=== AIM OF THE EXERCISE ===
Repeat the material exactly, leaving nothing out.

=== EXERCISE DATA ===
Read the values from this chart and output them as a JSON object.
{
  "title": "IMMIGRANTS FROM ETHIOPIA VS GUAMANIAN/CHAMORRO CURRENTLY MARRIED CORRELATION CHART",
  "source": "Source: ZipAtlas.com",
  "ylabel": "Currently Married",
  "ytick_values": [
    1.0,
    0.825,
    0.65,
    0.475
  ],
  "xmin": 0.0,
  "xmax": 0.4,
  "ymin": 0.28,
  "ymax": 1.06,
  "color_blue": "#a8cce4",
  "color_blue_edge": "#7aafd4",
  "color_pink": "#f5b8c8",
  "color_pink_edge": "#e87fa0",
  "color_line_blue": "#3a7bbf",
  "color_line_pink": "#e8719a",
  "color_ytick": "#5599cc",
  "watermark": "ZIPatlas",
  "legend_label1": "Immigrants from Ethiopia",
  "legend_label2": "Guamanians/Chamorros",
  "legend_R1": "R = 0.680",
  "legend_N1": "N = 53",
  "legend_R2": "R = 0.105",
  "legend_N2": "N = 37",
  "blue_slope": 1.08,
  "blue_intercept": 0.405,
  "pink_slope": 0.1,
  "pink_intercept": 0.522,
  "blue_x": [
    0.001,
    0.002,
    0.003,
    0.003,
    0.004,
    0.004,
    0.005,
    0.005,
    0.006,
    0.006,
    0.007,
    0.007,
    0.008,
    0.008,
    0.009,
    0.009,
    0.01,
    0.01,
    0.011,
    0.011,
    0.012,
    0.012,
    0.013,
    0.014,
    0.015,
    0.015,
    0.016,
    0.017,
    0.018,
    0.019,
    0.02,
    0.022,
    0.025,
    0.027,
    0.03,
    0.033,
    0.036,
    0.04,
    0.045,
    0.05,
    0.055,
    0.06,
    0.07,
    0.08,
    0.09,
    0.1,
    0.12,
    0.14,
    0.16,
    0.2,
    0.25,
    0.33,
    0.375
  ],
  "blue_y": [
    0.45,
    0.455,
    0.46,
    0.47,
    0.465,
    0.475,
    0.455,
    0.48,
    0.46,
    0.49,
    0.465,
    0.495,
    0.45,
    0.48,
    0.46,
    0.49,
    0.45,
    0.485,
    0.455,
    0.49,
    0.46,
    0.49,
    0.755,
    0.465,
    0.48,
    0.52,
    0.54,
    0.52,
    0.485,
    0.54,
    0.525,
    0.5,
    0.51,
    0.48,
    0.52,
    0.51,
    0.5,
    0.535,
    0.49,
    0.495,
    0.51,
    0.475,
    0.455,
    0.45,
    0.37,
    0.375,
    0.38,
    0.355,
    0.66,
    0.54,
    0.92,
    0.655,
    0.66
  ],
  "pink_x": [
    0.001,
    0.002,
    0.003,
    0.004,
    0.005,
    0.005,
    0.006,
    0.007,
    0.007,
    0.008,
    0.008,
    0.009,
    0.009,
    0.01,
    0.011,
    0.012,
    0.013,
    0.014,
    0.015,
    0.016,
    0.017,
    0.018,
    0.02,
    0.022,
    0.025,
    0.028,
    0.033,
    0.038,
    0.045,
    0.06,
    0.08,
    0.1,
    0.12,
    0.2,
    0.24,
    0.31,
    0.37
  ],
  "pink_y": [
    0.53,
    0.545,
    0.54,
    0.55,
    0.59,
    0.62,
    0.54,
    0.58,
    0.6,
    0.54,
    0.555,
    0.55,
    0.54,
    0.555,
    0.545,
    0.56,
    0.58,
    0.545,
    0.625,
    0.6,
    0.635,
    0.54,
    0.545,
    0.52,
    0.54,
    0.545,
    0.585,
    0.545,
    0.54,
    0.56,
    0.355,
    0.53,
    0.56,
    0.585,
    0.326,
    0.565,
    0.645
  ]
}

=== THE RESULT ===
Read the values from this chart and output them as a JSON object.
{
  "title": "IMMIGRANTS FROM ETHIOPIA VS GUAMANIAN/CHAMORRO CURRENTLY MARRIED CORRELATION CHART",
  "source": "Source: ZipAtlas.com",
  "ylabel": "Currently Married",
  "ytick_values": [
    1.0,
    0.825,
    0.65,
    0.475
  ],
  "xmin": 0.0,
  "xmax": 0.4,
  "ymin": 0.28,
  "ymax": 1.06,
  "color_blue": "#a8cce4",
  "color_blue_edge": "#7aafd4",
  "color_pink": "#f5b8c8",
  "color_pink_edge": "#e87fa0",
  "color_line_blue": "#3a7bbf",
  "color_line_pink": "#e8719a",
  "color_ytick": "#5599cc",
  "watermark": "ZIPatlas",
  "legend_label1": "Immigrants from Ethiopia",
  "legend_label2": "Guamanians/Chamorros",
  "legend_R1": "R = 0.680",
  "legend_N1": "N = 53",
  "legend_R2": "R = 0.105",
  "legend_N2": "N = 37",
  "blue_slope": 1.08,
  "blue_intercept": 0.405,
  "pink_slope": 0.1,
  "pink_intercept": 0.522,
  "blue_x": [
    0.001,
    0.002,
    0.003,
    0.003,
    0.004,
    0.004,
    0.005,
    0.005,
    0.006,
    0.006,
    0.007,
    0.007,
    0.008,
    0.008,
    0.009,
    0.009,
    0.01,
    0.01,
    0.011,
    0.011,
    0.012,
    0.012,
    0.013,
    0.014,
    0.015,
    0.015,
    0.016,
    0.017,
    0.018,
    0.019,
    0.02,
    0.022,
    0.025,
    0.027,
    0.03,
    0.033,
    0.036,
    0.04,
    0.045,
    0.05,
    0.055,
    0.06,
    0.07,
    0.08,
    0.09,
    0.1,
    0.12,
    0.14,
    0.16,
    0.2,
    0.25,
    0.33,
    0.375
  ],
  "blue_y": [
    0.45,
    0.455,
    0.46,
    0.47,
    0.465,
    0.475,
    0.455,
    0.48,
    0.46,
    0.49,
    0.465,
    0.495,
    0.45,
    0.48,
    0.46,
    0.49,
    0.45,
    0.485,
    0.455,
    0.49,
    0.46,
    0.49,
    0.755,
    0.465,
    0.48,
    0.52,
    0.54,
    0.52,
    0.485,
    0.54,
    0.525,
    0.5,
    0.51,
    0.48,
    0.52,
    0.51,
    0.5,
    0.535,
    0.49,
    0.495,
    0.51,
    0.475,
    0.455,
    0.45,
    0.37,
    0.375,
    0.38,
    0.355,
    0.66,
    0.54,
    0.92,
    0.655,
    0.66
  ],
  "pink_x": [
    0.001,
    0.002,
    0.003,
    0.004,
    0.005,
    0.005,
    0.006,
    0.007,
    0.007,
    0.008,
    0.008,
    0.009,
    0.009,
    0.01,
    0.011,
    0.012,
    0.013,
    0.014,
    0.015,
    0.016,
    0.017,
    0.018,
    0.02,
    0.022,
    0.025,
    0.028,
    0.033,
    0.038,
    0.045,
    0.06,
    0.08,
    0.1,
    0.12,
    0.2,
    0.24,
    0.31,
    0.37
  ],
  "pink_y": [
    0.53,
    0.545,
    0.54,
    0.55,
    0.59,
    0.62,
    0.54,
    0.58,
    0.6,
    0.54,
    0.555,
    0.55,
    0.54,
    0.555,
    0.545,
    0.56,
    0.58,
    0.545,
    0.625,
    0.6,
    0.635,
    0.54,
    0.545,
    0.52,
    0.54,
    0.545,
    0.585,
    0.545,
    0.54,
    0.56,
    0.355,
    0.53,
    0.56,
    0.585,
    0.326,
    0.565,
    0.645
  ]
}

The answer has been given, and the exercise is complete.